Dataset records:

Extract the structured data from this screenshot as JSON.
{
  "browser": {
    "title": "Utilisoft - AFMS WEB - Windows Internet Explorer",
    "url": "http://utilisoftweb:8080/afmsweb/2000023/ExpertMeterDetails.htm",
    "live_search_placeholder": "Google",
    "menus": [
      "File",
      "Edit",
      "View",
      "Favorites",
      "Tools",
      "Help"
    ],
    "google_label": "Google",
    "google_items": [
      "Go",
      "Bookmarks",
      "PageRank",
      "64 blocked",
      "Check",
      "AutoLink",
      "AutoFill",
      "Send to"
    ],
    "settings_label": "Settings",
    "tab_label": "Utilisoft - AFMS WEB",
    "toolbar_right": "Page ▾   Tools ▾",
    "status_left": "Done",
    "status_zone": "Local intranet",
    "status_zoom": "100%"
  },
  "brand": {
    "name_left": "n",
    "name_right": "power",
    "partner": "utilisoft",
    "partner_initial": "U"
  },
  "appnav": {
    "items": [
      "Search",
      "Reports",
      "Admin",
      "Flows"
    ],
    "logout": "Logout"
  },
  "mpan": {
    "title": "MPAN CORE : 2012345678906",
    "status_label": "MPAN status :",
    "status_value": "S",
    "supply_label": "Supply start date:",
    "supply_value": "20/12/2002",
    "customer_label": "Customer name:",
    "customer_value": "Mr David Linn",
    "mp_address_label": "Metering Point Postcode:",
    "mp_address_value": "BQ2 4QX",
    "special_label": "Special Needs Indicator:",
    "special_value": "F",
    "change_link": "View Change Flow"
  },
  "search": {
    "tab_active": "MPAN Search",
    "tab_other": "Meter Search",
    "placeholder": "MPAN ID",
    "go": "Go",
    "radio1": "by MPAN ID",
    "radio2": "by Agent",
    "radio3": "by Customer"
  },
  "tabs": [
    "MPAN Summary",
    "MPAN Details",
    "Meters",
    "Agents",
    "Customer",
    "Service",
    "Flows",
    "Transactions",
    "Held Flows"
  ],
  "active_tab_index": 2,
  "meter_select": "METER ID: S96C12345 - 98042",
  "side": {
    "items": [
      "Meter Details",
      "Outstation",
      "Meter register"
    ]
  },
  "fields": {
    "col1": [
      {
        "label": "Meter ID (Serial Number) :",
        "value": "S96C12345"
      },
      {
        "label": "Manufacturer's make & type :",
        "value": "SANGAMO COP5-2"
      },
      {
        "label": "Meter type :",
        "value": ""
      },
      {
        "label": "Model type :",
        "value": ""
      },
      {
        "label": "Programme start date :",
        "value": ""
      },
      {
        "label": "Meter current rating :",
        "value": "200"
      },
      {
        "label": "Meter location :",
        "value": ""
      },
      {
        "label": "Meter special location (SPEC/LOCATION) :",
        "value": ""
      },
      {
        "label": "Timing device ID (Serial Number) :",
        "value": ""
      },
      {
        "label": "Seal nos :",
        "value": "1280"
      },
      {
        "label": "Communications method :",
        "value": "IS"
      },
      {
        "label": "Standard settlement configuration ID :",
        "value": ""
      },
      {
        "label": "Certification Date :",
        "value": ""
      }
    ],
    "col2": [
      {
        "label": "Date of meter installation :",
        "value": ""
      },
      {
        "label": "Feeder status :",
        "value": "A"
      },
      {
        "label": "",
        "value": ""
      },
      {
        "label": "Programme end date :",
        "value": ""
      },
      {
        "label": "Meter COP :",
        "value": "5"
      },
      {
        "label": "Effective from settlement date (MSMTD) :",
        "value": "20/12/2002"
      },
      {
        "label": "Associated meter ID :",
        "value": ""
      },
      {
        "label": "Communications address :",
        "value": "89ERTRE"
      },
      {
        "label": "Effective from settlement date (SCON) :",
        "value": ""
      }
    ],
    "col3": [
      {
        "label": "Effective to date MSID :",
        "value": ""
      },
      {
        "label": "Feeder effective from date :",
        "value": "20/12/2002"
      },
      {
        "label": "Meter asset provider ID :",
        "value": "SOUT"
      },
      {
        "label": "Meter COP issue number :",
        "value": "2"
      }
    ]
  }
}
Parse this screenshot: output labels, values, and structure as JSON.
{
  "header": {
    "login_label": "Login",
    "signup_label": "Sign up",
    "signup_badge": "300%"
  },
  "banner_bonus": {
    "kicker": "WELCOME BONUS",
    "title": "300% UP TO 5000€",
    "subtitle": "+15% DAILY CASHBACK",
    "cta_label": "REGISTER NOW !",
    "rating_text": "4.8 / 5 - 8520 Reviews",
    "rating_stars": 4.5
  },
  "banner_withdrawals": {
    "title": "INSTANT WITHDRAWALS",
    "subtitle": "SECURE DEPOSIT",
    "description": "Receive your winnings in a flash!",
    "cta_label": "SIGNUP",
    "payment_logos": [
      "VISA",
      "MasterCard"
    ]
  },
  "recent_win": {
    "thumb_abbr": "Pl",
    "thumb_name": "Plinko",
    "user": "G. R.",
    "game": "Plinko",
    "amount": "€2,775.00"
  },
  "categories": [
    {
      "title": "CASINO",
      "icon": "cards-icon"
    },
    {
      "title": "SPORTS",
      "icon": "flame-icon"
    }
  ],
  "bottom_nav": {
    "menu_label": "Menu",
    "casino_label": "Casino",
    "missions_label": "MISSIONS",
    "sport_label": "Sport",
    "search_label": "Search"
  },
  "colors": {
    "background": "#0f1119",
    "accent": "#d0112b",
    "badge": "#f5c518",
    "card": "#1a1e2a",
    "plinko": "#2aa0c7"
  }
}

Objective: Write out the whole listing again, exactly as it stands.

Exercise answer:
Extract the structured data from this screenshot as JSON.
{
  "browser": {
    "title": "Utilisoft - AFMS WEB - Windows Internet Explorer",
    "url": "http://utilisoftweb:8080/afmsweb/2000023/ExpertMeterDetails.htm",
    "live_search_placeholder": "Google",
    "menus": [
      "File",
      "Edit",
      "View",
      "Favorites",
      "Tools",
      "Help"
    ],
    "google_label": "Google",
    "google_items": [
      "Go",
      "Bookmarks",
      "PageRank",
      "64 blocked",
      "Check",
      "AutoLink",
      "AutoFill",
      "Send to"
    ],
    "settings_label": "Settings",
    "tab_label": "Utilisoft - AFMS WEB",
    "toolbar_right": "Page ▾   Tools ▾",
    "status_left": "Done",
    "status_zone": "Local intranet",
    "status_zoom": "100%"
  },
  "brand": {
    "name_left": "n",
    "name_right": "power",
    "partner": "utilisoft",
    "partner_initial": "U"
  },
  "appnav": {
    "items": [
      "Search",
      "Reports",
      "Admin",
      "Flows"
    ],
    "logout": "Logout"
  },
  "mpan": {
    "title": "MPAN CORE : 2012345678906",
    "status_label": "MPAN status :",
    "status_value": "S",
    "supply_label": "Supply start date:",
    "supply_value": "20/12/2002",
    "customer_label": "Customer name:",
    "customer_value": "Mr David Linn",
    "mp_address_label": "Metering Point Postcode:",
    "mp_address_value": "BQ2 4QX",
    "special_label": "Special Needs Indicator:",
    "special_value": "F",
    "change_link": "View Change Flow"
  },
  "search": {
    "tab_active": "MPAN Search",
    "tab_other": "Meter Search",
    "placeholder": "MPAN ID",
    "go": "Go",
    "radio1": "by MPAN ID",
    "radio2": "by Agent",
    "radio3": "by Customer"
  },
  "tabs": [
    "MPAN Summary",
    "MPAN Details",
    "Meters",
    "Agents",
    "Customer",
    "Service",
    "Flows",
    "Transactions",
    "Held Flows"
  ],
  "active_tab_index": 2,
  "meter_select": "METER ID: S96C12345 - 98042",
  "side": {
    "items": [
      "Meter Details",
      "Outstation",
      "Meter register"
    ]
  },
  "fields": {
    "col1": [
      {
        "label": "Meter ID (Serial Number) :",
        "value": "S96C12345"
      },
      {
        "label": "Manufacturer's make & type :",
        "value": "SANGAMO COP5-2"
      },
      {
        "label": "Meter type :",
        "value": ""
      },
      {
        "label": "Model type :",
        "value": ""
      },
      {
        "label": "Programme start date :",
        "value": ""
      },
      {
        "label": "Meter current rating :",
        "value": "200"
      },
      {
        "label": "Meter location :",
        "value": ""
      },
      {
        "label": "Meter special location (SPEC/LOCATION) :",
        "value": ""
      },
      {
        "label": "Timing device ID (Serial Number) :",
        "value": ""
      },
      {
        "label": "Seal nos :",
        "value": "1280"
      },
      {
        "label": "Communications method :",
        "value": "IS"
      },
      {
        "label": "Standard settlement configuration ID :",
        "value": ""
      },
      {
        "label": "Certification Date :",
        "value": ""
      }
    ],
    "col2": [
      {
        "label": "Date of meter installation :",
        "value": ""
      },
      {
        "label": "Feeder status :",
        "value": "A"
      },
      {
        "label": "",
        "value": ""
      },
      {
        "label": "Programme end date :",
        "value": ""
      },
      {
        "label": "Meter COP :",
        "value": "5"
      },
      {
        "label": "Effective from settlement date (MSMTD) :",
        "value": "20/12/2002"
      },
      {
        "label": "Associated meter ID :",
        "value": ""
      },
      {
        "label": "Communications address :",
        "value": "89ERTRE"
      },
      {
        "label": "Effective from settlement date (SCON) :",
        "value": ""
      }
    ],
    "col3": [
      {
        "label": "Effective to date MSID :",
        "value": ""
      },
      {
        "label": "Feeder effective from date :",
        "value": "20/12/2002"
      },
      {
        "label": "Meter asset provider ID :",
        "value": "SOUT"
      },
      {
        "label": "Meter COP issue number :",
        "value": "2"
      }
    ]
  }
}
Parse this screenshot: output labels, values, and structure as JSON.
{
  "header": {
    "login_label": "Login",
    "signup_label": "Sign up",
    "signup_badge": "300%"
  },
  "banner_bonus": {
    "kicker": "WELCOME BONUS",
    "title": "300% UP TO 5000€",
    "subtitle": "+15% DAILY CASHBACK",
    "cta_label": "REGISTER NOW !",
    "rating_text": "4.8 / 5 - 8520 Reviews",
    "rating_stars": 4.5
  },
  "banner_withdrawals": {
    "title": "INSTANT WITHDRAWALS",
    "subtitle": "SECURE DEPOSIT",
    "description": "Receive your winnings in a flash!",
    "cta_label": "SIGNUP",
    "payment_logos": [
      "VISA",
      "MasterCard"
    ]
  },
  "recent_win": {
    "thumb_abbr": "Pl",
    "thumb_name": "Plinko",
    "user": "G. R.",
    "game": "Plinko",
    "amount": "€2,775.00"
  },
  "categories": [
    {
      "title": "CASINO",
      "icon": "cards-icon"
    },
    {
      "title": "SPORTS",
      "icon": "flame-icon"
    }
  ],
  "bottom_nav": {
    "menu_label": "Menu",
    "casino_label": "Casino",
    "missions_label": "MISSIONS",
    "sport_label": "Sport",
    "search_label": "Search"
  },
  "colors": {
    "background": "#0f1119",
    "accent": "#d0112b",
    "badge": "#f5c518",
    "card": "#1a1e2a",
    "plinko": "#2aa0c7"
  }
}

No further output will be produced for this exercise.